# TASK GOAL
Retype, without alteration, each line from the line containing "What data was" to the final line of the records.

# WORKING DATA
________________

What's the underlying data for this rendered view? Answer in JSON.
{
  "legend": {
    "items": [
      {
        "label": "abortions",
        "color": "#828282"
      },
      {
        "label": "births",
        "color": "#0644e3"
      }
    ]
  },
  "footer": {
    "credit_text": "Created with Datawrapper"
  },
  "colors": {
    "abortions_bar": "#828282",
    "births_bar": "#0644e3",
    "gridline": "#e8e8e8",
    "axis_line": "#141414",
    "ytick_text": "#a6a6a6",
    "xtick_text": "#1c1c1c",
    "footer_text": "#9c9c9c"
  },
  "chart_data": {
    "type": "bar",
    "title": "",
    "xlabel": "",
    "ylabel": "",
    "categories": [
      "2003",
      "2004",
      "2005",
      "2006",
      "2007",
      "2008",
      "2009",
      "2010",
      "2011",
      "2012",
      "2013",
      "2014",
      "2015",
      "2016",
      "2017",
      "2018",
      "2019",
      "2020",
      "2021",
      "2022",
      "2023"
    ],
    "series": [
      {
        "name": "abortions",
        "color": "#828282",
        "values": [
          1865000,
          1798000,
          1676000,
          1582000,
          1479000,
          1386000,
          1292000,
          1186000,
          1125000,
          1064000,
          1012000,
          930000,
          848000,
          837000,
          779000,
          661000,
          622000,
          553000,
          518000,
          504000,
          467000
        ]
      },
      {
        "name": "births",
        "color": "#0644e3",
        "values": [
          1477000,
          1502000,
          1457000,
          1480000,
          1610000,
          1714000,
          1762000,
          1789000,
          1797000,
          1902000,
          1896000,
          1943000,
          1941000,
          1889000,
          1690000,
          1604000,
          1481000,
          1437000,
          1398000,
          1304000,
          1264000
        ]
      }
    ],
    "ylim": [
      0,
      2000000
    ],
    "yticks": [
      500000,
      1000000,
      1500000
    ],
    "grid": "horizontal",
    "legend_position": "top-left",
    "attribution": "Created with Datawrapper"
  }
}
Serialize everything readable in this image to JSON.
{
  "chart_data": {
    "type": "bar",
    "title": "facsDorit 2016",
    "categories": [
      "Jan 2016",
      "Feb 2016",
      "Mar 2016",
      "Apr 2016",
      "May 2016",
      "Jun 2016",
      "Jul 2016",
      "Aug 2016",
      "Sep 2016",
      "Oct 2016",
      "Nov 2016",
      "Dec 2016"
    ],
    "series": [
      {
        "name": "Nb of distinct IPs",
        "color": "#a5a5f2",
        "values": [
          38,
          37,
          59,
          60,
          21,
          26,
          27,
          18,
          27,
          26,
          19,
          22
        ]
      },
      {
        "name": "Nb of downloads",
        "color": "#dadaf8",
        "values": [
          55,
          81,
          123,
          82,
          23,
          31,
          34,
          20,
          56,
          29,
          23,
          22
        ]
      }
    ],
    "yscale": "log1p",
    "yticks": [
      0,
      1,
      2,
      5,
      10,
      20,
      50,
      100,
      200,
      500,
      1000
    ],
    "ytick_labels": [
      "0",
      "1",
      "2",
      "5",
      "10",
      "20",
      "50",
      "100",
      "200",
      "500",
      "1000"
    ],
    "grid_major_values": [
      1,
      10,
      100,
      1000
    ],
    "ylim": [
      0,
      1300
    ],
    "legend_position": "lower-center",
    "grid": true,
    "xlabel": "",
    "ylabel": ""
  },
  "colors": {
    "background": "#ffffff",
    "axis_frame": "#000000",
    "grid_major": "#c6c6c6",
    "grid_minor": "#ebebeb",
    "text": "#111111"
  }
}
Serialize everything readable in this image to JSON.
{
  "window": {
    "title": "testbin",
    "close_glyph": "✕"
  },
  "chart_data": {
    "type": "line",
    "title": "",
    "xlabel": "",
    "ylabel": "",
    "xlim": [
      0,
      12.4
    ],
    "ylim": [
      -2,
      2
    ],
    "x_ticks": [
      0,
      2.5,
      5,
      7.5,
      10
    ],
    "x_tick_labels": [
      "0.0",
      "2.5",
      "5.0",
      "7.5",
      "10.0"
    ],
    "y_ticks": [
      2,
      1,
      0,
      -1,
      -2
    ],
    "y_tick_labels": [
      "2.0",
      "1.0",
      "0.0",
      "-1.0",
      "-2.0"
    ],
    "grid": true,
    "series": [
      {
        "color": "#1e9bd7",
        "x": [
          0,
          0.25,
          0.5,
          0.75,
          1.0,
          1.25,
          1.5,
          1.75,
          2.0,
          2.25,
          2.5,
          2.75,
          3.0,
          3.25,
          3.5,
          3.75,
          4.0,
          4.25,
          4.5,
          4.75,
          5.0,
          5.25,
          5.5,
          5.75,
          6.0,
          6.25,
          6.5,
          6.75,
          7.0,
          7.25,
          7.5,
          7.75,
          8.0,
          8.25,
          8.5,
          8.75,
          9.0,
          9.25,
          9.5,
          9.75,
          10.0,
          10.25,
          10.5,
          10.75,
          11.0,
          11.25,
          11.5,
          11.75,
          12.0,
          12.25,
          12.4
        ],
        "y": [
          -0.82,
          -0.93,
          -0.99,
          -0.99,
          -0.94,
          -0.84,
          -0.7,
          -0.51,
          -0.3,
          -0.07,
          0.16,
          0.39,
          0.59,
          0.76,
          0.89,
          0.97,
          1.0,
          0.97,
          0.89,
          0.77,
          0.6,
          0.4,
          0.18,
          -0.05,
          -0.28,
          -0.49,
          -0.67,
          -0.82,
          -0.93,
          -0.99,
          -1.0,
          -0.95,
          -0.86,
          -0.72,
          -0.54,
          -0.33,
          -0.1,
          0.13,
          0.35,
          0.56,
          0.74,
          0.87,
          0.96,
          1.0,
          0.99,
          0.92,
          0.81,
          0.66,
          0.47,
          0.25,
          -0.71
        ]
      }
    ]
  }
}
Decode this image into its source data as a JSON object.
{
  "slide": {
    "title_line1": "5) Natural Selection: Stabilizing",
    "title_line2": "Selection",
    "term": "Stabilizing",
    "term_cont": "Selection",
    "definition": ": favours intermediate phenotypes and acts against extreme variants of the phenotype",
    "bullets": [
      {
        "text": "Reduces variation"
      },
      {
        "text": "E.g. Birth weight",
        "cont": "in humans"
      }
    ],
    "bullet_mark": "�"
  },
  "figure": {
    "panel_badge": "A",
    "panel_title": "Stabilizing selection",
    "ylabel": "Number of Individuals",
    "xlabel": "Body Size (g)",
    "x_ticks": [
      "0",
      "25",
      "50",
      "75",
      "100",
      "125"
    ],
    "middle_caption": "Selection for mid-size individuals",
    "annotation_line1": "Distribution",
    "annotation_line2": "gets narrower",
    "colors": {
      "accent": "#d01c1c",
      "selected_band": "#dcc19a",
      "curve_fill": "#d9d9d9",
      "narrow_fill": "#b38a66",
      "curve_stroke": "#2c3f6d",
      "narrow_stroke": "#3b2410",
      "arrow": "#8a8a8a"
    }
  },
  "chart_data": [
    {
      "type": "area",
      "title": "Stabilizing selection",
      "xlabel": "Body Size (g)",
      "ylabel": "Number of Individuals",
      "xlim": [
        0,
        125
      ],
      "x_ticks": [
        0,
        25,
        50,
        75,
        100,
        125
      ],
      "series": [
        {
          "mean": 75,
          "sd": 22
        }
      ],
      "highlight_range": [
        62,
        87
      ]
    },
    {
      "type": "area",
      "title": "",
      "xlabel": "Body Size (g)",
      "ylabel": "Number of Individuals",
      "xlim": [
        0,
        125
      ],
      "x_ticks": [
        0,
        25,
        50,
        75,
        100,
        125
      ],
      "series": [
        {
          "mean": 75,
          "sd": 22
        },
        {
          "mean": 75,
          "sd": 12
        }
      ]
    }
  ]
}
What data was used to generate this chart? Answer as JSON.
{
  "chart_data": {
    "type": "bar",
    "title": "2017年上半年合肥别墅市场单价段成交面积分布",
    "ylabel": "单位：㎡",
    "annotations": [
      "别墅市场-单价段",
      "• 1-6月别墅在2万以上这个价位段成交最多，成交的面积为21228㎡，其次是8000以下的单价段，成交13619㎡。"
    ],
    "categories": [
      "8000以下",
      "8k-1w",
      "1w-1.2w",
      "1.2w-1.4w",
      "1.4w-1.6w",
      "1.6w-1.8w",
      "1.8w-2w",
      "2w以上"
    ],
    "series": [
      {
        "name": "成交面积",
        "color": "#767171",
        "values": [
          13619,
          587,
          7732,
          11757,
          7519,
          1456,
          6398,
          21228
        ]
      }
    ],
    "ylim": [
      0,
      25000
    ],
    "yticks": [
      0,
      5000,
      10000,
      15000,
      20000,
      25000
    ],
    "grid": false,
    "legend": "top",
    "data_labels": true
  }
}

________________

# ANSWER TO THIS PROBLEM
What data was used to generate this chart? Answer as JSON.
{
  "chart_data": {
    "type": "bar",
    "title": "2017年上半年合肥别墅市场单价段成交面积分布",
    "ylabel": "单位：㎡",
    "annotations": [
      "别墅市场-单价段",
      "• 1-6月别墅在2万以上这个价位段成交最多，成交的面积为21228㎡，其次是8000以下的单价段，成交13619㎡。"
    ],
    "categories": [
      "8000以下",
      "8k-1w",
      "1w-1.2w",
      "1.2w-1.4w",
      "1.4w-1.6w",
      "1.6w-1.8w",
      "1.8w-2w",
      "2w以上"
    ],
    "series": [
      {
        "name": "成交面积",
        "color": "#767171",
        "values": [
          13619,
          587,
          7732,
          11757,
          7519,
          1456,
          6398,
          21228
        ]
      }
    ],
    "ylim": [
      0,
      25000
    ],
    "yticks": [
      0,
      5000,
      10000,
      15000,
      20000,
      25000
    ],
    "grid": false,
    "legend": "top",
    "data_labels": true
  }
}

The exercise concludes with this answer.